Your goal: Track down each line that has the word "JSON" and copy it.

━━━ Given data ━━━

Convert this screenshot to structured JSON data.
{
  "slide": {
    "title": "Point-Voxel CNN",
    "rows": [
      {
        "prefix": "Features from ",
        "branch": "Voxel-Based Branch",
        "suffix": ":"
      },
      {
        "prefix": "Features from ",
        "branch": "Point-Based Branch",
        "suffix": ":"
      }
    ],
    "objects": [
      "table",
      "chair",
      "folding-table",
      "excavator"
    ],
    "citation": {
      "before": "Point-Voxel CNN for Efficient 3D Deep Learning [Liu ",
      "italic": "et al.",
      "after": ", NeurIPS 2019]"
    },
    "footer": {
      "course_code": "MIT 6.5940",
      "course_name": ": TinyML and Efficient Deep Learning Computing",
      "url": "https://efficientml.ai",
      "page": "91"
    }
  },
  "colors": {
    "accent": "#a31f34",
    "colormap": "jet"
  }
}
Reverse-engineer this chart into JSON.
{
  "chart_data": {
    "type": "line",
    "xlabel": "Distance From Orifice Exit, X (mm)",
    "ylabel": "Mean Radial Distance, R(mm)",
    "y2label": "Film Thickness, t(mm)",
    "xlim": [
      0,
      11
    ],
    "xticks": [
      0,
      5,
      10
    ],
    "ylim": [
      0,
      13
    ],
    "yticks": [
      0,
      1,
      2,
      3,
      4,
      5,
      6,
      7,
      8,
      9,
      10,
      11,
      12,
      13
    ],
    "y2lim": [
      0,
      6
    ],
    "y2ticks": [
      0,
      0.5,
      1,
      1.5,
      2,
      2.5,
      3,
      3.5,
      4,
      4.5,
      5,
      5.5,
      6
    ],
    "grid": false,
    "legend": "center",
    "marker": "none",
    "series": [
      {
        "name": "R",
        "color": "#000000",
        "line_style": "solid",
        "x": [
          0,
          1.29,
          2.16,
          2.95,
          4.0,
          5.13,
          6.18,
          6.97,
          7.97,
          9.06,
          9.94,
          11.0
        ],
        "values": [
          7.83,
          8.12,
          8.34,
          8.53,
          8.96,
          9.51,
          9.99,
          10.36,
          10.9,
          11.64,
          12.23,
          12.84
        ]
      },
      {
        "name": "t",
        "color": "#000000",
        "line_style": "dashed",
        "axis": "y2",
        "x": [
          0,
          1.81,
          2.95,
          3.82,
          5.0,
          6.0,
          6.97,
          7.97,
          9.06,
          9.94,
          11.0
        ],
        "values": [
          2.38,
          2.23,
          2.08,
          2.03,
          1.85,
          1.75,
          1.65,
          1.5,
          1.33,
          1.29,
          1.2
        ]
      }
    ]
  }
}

━━━

Task result:
Convert this screenshot to structured JSON data.
Reverse-engineer this chart into JSON.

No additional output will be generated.